----- EXTRACTED MATERIAL
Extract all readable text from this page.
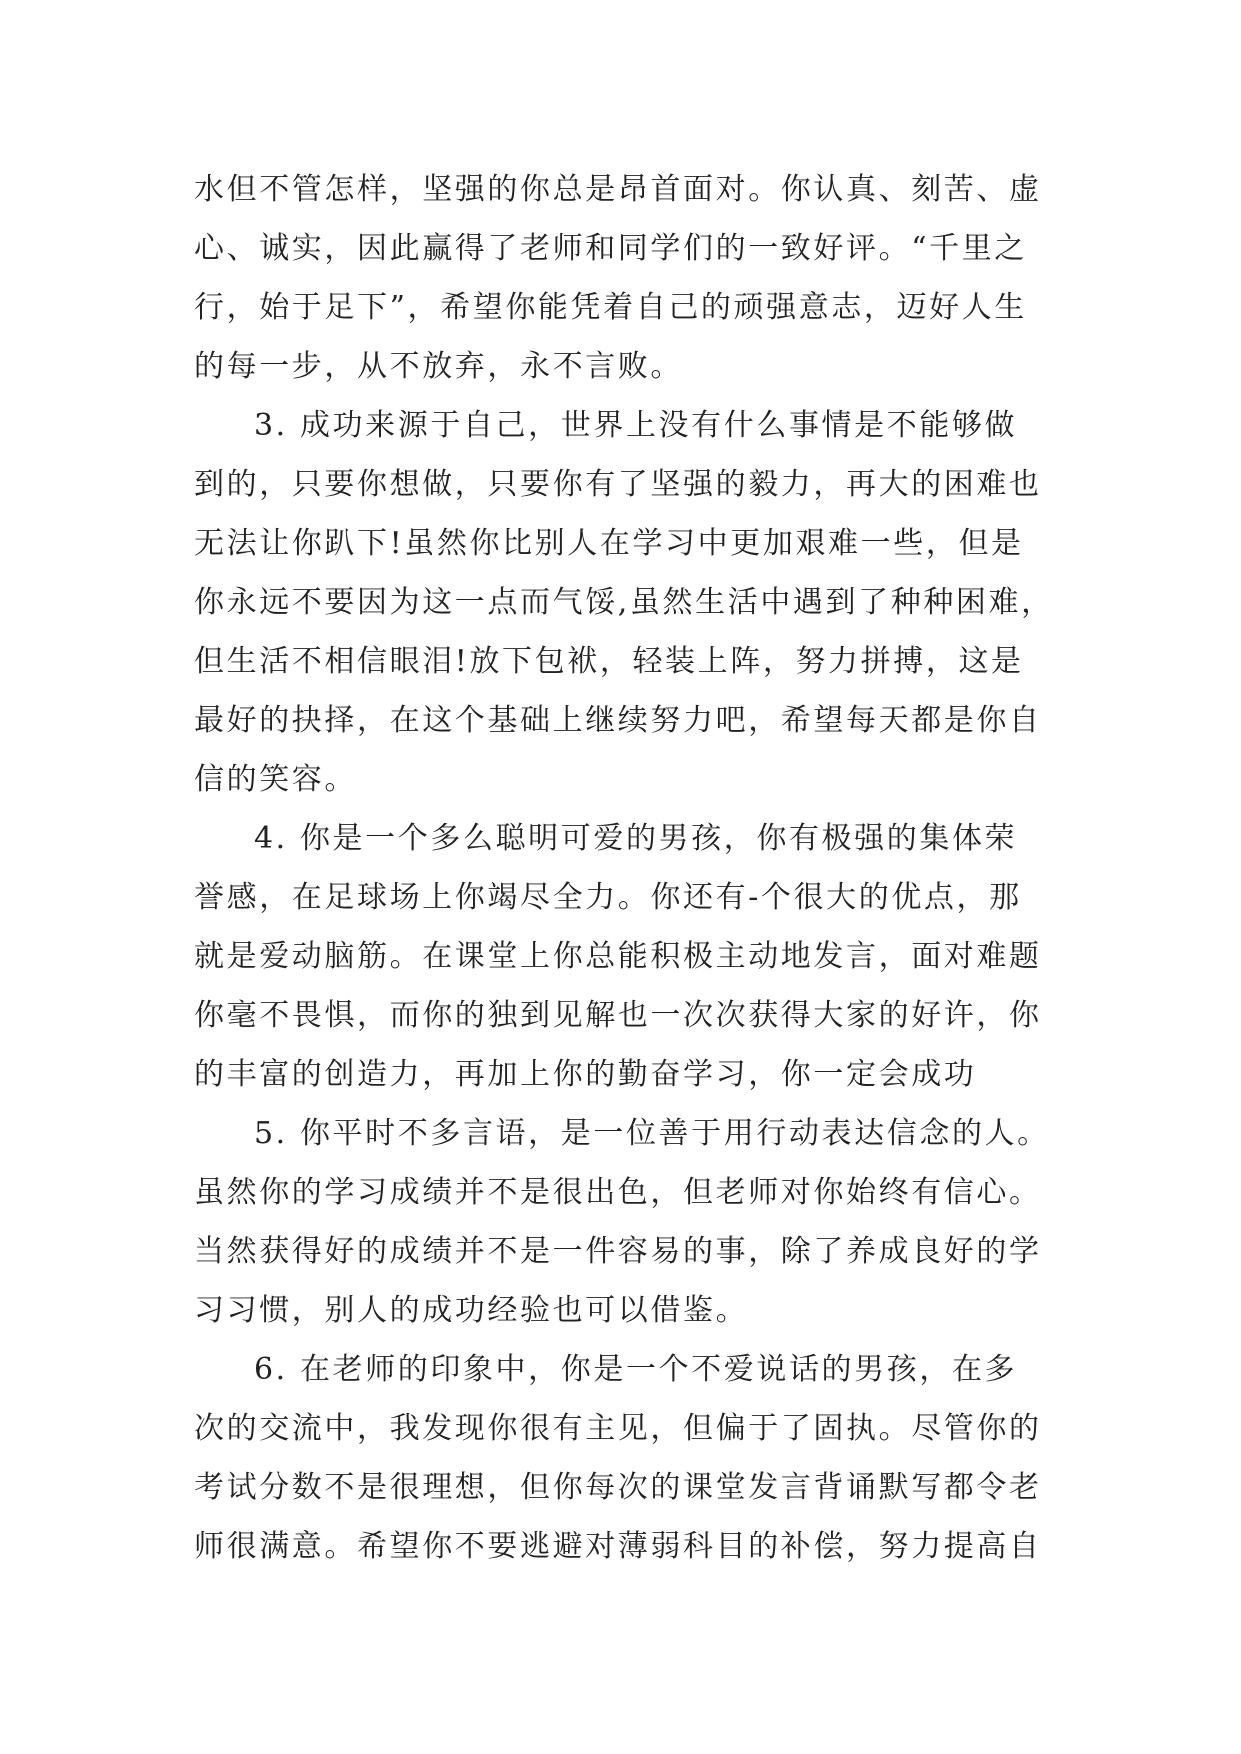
水但不管怎样，坚强的你总是昂首面对。你认真、刻苦、虚
心、诚实，因此赢得了老师和同学们的一致好评。“千里之
行，始于足下”，希望你能凭着自己的顽强意志，迈好人生
的每一步，从不放弃，永不言败。
3. 成功来源于自己，世界上没有什么事情是不能够做
到的，只要你想做，只要你有了坚强的毅力，再大的困难也
无法让你趴下!虽然你比别人在学习中更加艰难一些，但是
你永远不要因为这一点而气馁,虽然生活中遇到了种种困难，
但生活不相信眼泪!放下包袱，轻装上阵，努力拼搏，这是
最好的抉择，在这个基础上继续努力吧，希望每天都是你自
信的笑容。
4. 你是一个多么聪明可爱的男孩，你有极强的集体荣
誉感，在足球场上你竭尽全力。你还有-个很大的优点，那
就是爱动脑筋。在课堂上你总能积极主动地发言，面对难题
你毫不畏惧，而你的独到见解也一次次获得大家的好许，你
的丰富的创造力，再加上你的勤奋学习，你一定会成功
5. 你平时不多言语，是一位善于用行动表达信念的人。
虽然你的学习成绩并不是很出色，但老师对你始终有信心。
当然获得好的成绩并不是一件容易的事，除了养成良好的学
习习惯，别人的成功经验也可以借鉴。
6. 在老师的印象中，你是一个不爱说话的男孩，在多
次的交流中，我发现你很有主见，但偏于了固执。尽管你的
考试分数不是很理想，但你每次的课堂发言背诵默写都令老
师很满意。希望你不要逃避对薄弱科目的补偿，努力提高自
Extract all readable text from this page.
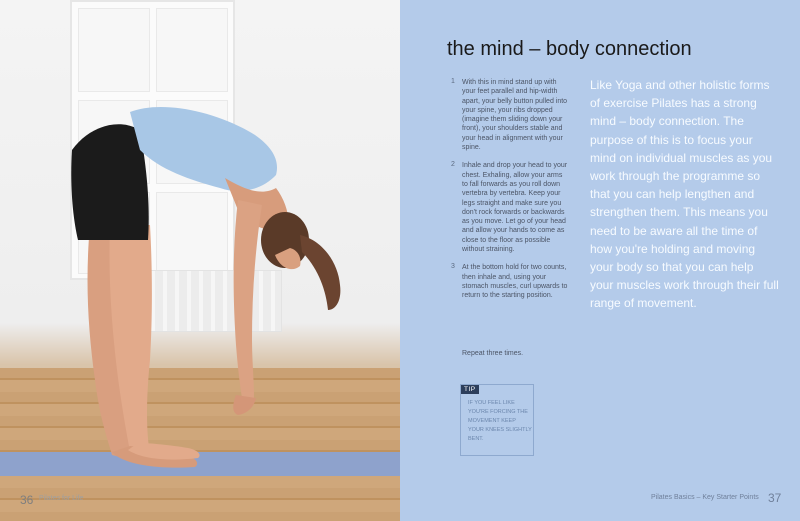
36 Pilates for Life
the mind – body connection
1 With this in mind stand up with your feet parallel and hip-width apart, your belly button pulled into your spine, your ribs dropped (imagine them sliding down your front), your shoulders stable and your head in alignment with your spine.
2 Inhale and drop your head to your chest. Exhaling, allow your arms to fall forwards as you roll down vertebra by vertebra. Keep your legs straight and make sure you don't rock forwards or backwards as you move. Let go of your head and allow your hands to come as close to the floor as possible without straining.
3 At the bottom hold for two counts, then inhale and, using your stomach muscles, curl upwards to return to the starting position.
Repeat three times.
Like Yoga and other holistic forms of exercise Pilates has a strong mind – body connection. The purpose of this is to focus your mind on individual muscles as you work through the programme so that you can help lengthen and strengthen them. This means you need to be aware all the time of how you're holding and moving your body so that you can help your muscles work through their full range of movement.
TIP
IF YOU FEEL LIKE YOU'RE FORCING THE MOVEMENT KEEP YOUR KNEES SLIGHTLY BENT.
Pilates Basics – Key Starter Points 37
----------
- **THE PROBLEM**
Count every line in the listing above that holds "body", then report only the count.

- **PROBLEM SOLUTION**
2